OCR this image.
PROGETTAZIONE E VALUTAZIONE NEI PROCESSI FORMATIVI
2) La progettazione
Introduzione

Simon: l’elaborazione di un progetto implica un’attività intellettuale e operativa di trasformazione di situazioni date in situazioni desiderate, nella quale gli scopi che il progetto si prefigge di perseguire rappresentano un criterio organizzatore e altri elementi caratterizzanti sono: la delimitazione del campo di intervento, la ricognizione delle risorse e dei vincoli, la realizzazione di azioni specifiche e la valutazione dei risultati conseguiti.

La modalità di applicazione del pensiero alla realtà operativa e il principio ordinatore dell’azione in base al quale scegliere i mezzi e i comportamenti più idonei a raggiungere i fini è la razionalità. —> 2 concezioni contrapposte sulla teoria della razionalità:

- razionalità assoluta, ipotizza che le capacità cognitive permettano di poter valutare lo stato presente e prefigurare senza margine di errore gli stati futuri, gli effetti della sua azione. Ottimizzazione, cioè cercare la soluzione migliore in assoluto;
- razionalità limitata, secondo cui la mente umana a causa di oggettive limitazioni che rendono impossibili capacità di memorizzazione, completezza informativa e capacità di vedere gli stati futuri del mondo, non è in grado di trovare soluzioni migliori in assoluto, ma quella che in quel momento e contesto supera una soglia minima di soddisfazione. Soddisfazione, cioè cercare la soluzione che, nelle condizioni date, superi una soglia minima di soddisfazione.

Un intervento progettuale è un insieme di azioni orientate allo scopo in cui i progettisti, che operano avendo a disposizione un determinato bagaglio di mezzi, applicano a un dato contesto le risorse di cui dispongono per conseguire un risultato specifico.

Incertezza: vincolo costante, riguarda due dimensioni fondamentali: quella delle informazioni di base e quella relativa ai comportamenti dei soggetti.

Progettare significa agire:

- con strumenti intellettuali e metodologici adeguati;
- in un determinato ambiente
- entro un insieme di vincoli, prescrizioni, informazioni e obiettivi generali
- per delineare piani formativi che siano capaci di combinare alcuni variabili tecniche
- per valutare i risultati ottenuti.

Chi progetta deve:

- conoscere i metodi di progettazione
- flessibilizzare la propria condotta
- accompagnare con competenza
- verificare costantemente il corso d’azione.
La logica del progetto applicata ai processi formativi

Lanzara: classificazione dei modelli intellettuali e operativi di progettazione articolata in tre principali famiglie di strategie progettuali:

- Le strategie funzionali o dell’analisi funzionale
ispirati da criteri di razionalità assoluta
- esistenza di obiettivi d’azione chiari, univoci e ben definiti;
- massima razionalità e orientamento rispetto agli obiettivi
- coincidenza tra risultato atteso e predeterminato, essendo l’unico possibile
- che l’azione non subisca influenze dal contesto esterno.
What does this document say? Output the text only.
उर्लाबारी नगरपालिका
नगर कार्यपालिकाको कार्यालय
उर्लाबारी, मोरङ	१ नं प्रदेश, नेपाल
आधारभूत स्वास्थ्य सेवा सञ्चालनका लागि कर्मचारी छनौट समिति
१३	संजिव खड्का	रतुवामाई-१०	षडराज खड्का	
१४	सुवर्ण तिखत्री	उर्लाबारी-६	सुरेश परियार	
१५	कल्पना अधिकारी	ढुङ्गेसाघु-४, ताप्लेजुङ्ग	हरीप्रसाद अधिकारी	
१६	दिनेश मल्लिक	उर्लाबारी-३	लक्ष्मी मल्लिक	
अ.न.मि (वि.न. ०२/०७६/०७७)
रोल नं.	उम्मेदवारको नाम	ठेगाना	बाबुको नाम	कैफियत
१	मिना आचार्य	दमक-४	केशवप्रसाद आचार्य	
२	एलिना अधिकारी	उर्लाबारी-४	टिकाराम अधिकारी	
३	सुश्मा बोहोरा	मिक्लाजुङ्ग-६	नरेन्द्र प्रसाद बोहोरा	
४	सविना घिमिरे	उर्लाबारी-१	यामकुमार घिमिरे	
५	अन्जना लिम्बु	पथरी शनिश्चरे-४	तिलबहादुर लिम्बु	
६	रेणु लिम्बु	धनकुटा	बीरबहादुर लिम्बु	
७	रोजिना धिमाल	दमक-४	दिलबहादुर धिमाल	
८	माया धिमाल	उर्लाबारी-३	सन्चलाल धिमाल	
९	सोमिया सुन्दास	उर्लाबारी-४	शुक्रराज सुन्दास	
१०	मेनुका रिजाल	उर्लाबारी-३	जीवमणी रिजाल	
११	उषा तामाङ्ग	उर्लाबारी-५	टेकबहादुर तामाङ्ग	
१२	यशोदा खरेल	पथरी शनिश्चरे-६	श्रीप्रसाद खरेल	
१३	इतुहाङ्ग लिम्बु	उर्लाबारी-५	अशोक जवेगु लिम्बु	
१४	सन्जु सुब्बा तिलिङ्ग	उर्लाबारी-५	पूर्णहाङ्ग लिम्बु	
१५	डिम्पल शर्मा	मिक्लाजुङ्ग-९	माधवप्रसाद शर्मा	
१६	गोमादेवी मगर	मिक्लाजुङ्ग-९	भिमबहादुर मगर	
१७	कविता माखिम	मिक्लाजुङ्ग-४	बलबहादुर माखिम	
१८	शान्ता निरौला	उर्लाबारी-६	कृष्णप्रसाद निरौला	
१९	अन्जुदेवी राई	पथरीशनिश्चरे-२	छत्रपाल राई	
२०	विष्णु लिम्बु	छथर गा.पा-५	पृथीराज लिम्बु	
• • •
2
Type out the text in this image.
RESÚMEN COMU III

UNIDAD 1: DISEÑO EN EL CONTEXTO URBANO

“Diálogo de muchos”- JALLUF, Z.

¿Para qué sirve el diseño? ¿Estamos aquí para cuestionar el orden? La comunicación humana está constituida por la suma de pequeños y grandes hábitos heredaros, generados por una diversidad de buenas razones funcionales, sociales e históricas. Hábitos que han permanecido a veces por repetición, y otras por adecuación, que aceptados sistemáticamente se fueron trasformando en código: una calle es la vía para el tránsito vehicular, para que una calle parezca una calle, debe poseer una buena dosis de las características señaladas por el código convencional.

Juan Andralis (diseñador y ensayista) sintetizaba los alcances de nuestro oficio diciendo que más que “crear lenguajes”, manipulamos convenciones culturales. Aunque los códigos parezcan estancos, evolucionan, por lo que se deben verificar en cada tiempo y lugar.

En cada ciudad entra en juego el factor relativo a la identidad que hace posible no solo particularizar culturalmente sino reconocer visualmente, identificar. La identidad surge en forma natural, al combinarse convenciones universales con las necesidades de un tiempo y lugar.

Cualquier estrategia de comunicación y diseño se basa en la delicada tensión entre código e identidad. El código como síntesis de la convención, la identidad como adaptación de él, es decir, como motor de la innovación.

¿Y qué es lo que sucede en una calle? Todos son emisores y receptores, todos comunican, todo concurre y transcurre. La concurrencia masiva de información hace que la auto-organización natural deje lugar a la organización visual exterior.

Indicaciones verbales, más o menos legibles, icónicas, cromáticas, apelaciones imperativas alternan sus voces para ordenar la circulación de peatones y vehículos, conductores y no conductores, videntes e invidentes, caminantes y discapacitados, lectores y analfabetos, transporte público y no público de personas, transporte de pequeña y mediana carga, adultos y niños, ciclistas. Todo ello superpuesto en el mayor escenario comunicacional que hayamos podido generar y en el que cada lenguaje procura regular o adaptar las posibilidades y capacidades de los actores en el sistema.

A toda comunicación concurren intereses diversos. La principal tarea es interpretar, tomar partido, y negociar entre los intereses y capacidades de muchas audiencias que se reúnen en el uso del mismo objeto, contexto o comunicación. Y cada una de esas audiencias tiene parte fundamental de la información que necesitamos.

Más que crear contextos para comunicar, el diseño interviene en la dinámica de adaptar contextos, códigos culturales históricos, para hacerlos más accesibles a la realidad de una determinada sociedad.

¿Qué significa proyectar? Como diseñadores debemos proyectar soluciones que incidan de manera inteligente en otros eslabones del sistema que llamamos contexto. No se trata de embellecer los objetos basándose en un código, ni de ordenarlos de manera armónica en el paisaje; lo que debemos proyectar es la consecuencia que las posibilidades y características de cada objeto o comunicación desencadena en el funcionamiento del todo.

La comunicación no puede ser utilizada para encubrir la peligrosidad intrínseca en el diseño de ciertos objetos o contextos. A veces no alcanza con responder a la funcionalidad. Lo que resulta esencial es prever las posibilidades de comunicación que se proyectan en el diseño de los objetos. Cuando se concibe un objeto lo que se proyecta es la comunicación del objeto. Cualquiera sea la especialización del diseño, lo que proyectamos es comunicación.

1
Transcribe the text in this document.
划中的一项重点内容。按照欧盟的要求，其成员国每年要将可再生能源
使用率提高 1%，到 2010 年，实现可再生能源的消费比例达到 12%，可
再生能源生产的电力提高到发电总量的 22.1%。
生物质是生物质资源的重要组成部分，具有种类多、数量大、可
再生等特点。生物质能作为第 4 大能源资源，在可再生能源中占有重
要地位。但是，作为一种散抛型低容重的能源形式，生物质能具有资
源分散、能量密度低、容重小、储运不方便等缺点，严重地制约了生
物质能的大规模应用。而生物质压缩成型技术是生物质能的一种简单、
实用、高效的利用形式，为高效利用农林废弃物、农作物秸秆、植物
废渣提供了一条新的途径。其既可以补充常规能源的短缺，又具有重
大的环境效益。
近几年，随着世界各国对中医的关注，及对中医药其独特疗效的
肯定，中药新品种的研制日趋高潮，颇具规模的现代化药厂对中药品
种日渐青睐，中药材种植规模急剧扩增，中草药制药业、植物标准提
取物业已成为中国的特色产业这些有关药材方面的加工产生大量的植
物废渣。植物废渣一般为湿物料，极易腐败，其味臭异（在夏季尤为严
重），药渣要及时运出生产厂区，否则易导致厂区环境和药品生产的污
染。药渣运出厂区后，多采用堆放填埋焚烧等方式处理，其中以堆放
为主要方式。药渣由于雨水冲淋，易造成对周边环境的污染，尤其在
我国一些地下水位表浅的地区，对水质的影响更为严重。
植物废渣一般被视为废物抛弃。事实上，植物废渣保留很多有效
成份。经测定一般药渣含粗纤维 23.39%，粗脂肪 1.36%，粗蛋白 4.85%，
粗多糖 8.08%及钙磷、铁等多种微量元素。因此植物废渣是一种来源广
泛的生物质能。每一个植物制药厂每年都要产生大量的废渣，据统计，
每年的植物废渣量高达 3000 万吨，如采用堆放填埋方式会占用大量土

+ + +

Return every line of the preceding records in which the word "obiettivi" appears.

**SOLUTION TO THIS PROBLEM:**
- entro un insieme di vincoli, prescrizioni, informazioni e obiettivi generali
- esistenza di obiettivi d’azione chiari, univoci e ben definiti;
- massima razionalità e orientamento rispetto agli obiettivi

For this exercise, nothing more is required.